(Source data)
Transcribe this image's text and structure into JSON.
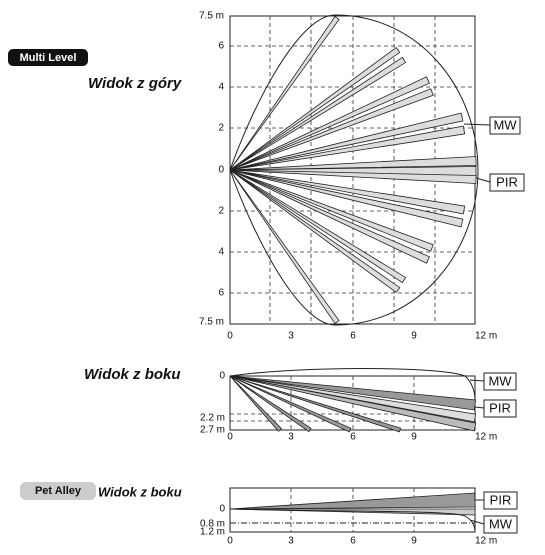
{
  "badges": {
    "multi_level": "Multi Level",
    "pet_alley": "Pet Alley"
  },
  "top_view": {
    "title": "Widok z góry",
    "y_labels": [
      "7.5 m",
      "6",
      "4",
      "2",
      "0",
      "2",
      "4",
      "6",
      "7.5 m"
    ],
    "x_labels": [
      "0",
      "3",
      "6",
      "9",
      "12 m"
    ],
    "mw": "MW",
    "pir": "PIR"
  },
  "side_view": {
    "title": "Widok z boku",
    "y_labels": [
      "0",
      "2.2 m",
      "2.7 m"
    ],
    "x_labels": [
      "0",
      "3",
      "6",
      "9",
      "12 m"
    ],
    "mw": "MW",
    "pir": "PIR"
  },
  "pet_view": {
    "title": "Widok z boku",
    "y_labels": [
      "0",
      "0.8 m",
      "1.2 m"
    ],
    "x_labels": [
      "0",
      "3",
      "6",
      "9",
      "12 m"
    ],
    "pir": "PIR",
    "mw": "MW"
  }
}
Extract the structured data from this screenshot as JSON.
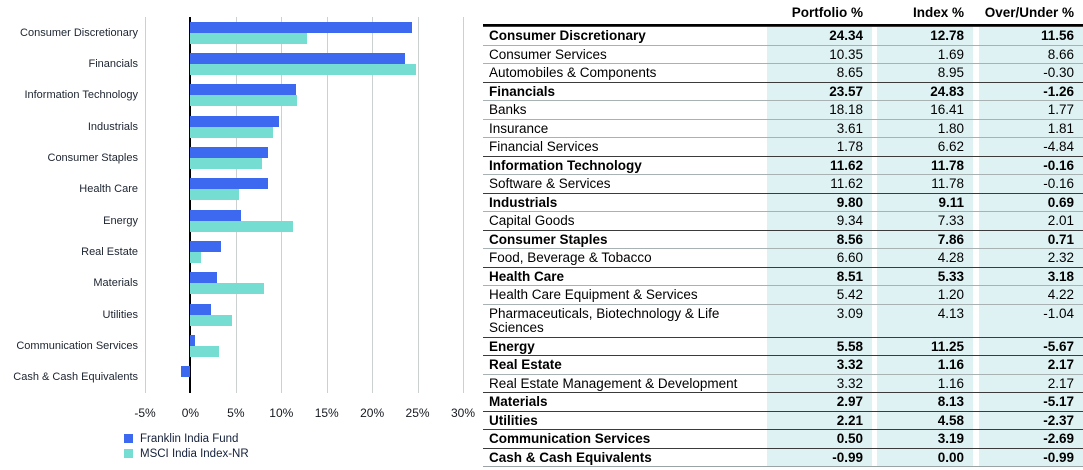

▶ **Given request**
Reproduce the entries exactly. Do not carry over any picture.

▶ **Final result**
Transcribe this image's text and structure into JSON.
{
  "badges": {
    "multi_level": "Multi Level",
    "pet_alley": "Pet Alley"
  },
  "top_view": {
    "title": "Widok z góry",
    "y_labels": [
      "7.5 m",
      "6",
      "4",
      "2",
      "0",
      "2",
      "4",
      "6",
      "7.5 m"
    ],
    "x_labels": [
      "0",
      "3",
      "6",
      "9",
      "12 m"
    ],
    "mw": "MW",
    "pir": "PIR"
  },
  "side_view": {
    "title": "Widok z boku",
    "y_labels": [
      "0",
      "2.2 m",
      "2.7 m"
    ],
    "x_labels": [
      "0",
      "3",
      "6",
      "9",
      "12 m"
    ],
    "mw": "MW",
    "pir": "PIR"
  },
  "pet_view": {
    "title": "Widok z boku",
    "y_labels": [
      "0",
      "0.8 m",
      "1.2 m"
    ],
    "x_labels": [
      "0",
      "3",
      "6",
      "9",
      "12 m"
    ],
    "pir": "PIR",
    "mw": "MW"
  }
}
Extract the structured data from this screenshot as JSON.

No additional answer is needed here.